• Input:
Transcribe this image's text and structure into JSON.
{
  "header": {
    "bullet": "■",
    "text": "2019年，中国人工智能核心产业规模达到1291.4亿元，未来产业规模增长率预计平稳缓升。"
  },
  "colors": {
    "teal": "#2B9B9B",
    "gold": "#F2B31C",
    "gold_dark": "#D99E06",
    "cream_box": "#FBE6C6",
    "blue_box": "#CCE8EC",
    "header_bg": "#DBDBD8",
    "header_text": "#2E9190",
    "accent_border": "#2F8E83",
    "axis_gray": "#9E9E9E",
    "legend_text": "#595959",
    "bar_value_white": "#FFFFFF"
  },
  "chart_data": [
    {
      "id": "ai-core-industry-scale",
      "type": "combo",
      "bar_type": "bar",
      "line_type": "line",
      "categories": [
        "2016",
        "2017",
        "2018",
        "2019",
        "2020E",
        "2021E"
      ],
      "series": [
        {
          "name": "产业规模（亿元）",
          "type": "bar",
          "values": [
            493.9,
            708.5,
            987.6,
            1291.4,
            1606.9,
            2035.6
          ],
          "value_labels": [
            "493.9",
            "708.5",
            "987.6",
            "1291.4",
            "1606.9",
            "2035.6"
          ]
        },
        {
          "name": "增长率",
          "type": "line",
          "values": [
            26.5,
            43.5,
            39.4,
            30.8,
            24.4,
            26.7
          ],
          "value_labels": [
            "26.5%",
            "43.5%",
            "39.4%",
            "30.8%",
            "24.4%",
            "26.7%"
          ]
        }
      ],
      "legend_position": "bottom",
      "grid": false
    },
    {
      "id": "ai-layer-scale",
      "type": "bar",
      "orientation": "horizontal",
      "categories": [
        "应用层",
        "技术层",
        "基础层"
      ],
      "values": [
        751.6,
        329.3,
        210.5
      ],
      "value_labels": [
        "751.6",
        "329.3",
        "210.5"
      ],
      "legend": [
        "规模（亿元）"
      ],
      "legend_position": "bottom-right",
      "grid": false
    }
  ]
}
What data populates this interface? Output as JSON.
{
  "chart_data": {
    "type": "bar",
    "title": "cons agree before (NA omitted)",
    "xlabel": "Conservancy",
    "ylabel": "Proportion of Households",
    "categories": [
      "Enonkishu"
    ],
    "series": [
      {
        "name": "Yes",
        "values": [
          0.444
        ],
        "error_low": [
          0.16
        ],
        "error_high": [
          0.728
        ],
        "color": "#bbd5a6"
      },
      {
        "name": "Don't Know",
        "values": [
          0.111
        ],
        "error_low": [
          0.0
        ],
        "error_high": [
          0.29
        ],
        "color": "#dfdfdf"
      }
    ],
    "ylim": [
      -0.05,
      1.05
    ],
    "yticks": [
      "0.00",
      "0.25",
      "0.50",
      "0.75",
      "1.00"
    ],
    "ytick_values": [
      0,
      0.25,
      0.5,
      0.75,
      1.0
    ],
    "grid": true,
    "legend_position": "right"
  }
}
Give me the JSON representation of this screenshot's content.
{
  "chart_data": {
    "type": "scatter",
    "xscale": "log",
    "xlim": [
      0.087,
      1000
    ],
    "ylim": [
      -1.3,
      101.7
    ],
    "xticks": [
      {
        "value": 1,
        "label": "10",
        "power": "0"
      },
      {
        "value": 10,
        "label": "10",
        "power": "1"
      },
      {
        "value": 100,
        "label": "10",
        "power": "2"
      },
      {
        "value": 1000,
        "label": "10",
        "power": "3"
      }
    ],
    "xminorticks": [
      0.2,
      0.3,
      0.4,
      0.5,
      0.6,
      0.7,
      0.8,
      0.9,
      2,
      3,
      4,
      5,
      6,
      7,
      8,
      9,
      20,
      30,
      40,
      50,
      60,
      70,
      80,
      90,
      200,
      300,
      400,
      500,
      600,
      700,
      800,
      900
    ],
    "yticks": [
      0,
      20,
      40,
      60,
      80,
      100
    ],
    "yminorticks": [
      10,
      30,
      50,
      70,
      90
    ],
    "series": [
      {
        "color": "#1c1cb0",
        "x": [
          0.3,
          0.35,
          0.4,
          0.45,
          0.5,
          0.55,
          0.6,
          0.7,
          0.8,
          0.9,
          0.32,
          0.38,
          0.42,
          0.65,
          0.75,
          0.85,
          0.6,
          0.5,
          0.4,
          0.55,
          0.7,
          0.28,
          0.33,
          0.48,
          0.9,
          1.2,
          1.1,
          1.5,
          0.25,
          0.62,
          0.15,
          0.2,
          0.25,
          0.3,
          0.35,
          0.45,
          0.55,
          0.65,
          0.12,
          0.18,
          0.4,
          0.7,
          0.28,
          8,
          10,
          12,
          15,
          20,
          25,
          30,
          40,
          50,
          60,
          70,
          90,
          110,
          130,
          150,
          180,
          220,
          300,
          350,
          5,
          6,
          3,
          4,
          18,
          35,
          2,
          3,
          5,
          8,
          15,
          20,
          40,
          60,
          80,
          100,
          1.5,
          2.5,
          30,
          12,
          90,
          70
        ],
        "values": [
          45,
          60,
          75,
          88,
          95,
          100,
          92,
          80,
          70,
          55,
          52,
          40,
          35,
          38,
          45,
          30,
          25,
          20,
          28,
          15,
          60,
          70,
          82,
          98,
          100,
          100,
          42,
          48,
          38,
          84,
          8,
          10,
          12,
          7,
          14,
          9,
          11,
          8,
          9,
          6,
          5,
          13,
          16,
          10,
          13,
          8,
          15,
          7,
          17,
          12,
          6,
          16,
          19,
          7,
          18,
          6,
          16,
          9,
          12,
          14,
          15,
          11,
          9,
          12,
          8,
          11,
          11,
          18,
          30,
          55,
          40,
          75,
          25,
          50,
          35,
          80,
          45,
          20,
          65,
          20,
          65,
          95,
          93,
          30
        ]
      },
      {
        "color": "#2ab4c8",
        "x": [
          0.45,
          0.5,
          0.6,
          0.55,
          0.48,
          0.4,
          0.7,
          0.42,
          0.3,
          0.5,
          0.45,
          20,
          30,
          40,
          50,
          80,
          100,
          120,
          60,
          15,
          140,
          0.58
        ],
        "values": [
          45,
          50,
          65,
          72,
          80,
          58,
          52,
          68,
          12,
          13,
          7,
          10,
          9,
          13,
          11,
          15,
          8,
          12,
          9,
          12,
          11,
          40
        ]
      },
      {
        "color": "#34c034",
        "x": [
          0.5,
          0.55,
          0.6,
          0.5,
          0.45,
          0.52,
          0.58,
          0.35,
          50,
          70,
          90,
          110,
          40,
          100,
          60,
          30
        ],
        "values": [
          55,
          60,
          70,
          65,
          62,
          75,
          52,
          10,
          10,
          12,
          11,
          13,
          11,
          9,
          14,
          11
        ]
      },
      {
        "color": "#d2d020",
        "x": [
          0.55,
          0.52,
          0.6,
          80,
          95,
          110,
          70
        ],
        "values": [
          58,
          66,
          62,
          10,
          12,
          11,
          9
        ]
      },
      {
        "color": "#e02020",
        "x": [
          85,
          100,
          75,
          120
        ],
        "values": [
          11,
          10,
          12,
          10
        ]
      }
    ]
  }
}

• Your objective: In the entries above, find every line with the word "bottom" and list it.

• Task result:
      "legend_position": "bottom",
      "legend_position": "bottom-right",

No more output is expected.